### Questions on the material
**1.** Using the piece on Denis Villeneuve, decide whether each statement agrees with it: (a) Incendies was nominated for the Best Foreign-Language Film Oscar; (b) Prisoners came out in 2010; (c) Enemy was released with a lot of fanfare. Answer yes or no for each and quote the deciding words.
**2.** Set down the part of the piece on Denis Villeneuve starting with "Written by Pete" and going on through "impressive young career.".
[Opening Selected extract section]
Written by Pete Timmermann Thursday, 01 October 2015 21:49
I expect that it will be well-liked, and it won’t do anything but further bolster Villeneuve’s impressive young career.

French-Canadian Denis Villeneuve sure has shot up the list of directors to watch in the past five years. He first came to the attention of many in the film industry with Incendies in 2010, which was nominated for the Best Foreign-Language Film Oscar. His 2013 Hollywood picture Prisoners was paid much attention for being an above-average mystery/thriller, which is a type of movie it seems like everyone wants to see all the time, and yet good entries in the genre are few and far between. And then, as far as I’m concerned what is so far Villeneuve’s best movie, Enemy, the Jake Gyllenhaal doppelganger picture, was snuck out with relatively little fanfare in late 2013 and early 2014.
[Closing Selected extract section]
[Opening Data section]
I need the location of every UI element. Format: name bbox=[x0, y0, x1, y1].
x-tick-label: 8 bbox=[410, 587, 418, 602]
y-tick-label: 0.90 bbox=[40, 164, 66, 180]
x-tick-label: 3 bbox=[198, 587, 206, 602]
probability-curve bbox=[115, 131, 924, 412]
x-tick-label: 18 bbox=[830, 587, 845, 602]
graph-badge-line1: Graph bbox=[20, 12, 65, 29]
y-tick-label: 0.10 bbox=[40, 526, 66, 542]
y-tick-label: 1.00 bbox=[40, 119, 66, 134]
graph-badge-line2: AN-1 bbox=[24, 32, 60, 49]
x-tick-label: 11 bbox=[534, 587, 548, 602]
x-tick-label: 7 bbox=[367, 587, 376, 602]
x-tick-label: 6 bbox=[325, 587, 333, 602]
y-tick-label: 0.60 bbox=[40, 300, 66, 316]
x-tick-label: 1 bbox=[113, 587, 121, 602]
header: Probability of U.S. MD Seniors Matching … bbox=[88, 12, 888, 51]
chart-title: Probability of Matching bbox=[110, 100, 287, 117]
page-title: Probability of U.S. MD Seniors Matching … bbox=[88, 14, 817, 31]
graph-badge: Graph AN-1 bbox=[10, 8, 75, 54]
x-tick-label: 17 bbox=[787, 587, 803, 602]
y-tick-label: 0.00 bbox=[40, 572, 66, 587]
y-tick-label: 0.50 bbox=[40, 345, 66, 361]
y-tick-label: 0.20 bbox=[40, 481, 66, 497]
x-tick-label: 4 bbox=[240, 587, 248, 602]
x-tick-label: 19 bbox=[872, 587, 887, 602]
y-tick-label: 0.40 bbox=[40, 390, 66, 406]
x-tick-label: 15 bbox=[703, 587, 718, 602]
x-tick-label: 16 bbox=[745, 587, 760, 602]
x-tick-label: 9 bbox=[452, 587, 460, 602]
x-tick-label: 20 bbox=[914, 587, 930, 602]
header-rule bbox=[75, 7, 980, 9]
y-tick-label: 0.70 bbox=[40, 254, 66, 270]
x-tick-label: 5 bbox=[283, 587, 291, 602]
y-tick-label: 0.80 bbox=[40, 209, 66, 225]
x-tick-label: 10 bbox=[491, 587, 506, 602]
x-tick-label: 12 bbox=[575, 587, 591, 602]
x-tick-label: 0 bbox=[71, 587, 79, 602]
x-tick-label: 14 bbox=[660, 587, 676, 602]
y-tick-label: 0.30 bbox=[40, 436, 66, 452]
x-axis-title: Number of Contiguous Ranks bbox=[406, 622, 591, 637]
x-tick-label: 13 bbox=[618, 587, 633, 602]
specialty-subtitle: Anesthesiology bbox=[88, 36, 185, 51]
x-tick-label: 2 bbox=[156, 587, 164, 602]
[Closing Data section]
### Responses per task
**1.**
(a) Yes: "which was nominated for the Best Foreign-Language Film Oscar"
(b) No: "His 2013 Hollywood picture Prisoners"
(c) No: "was snuck out with relatively little fanfare in late 2013 and early 2014"

**2.**
Written by Pete Timmermann Thursday, 01 October 2015 21:49
I expect that it will be well-liked, and it won’t do anything but further bolster Villeneuve’s impressive young career.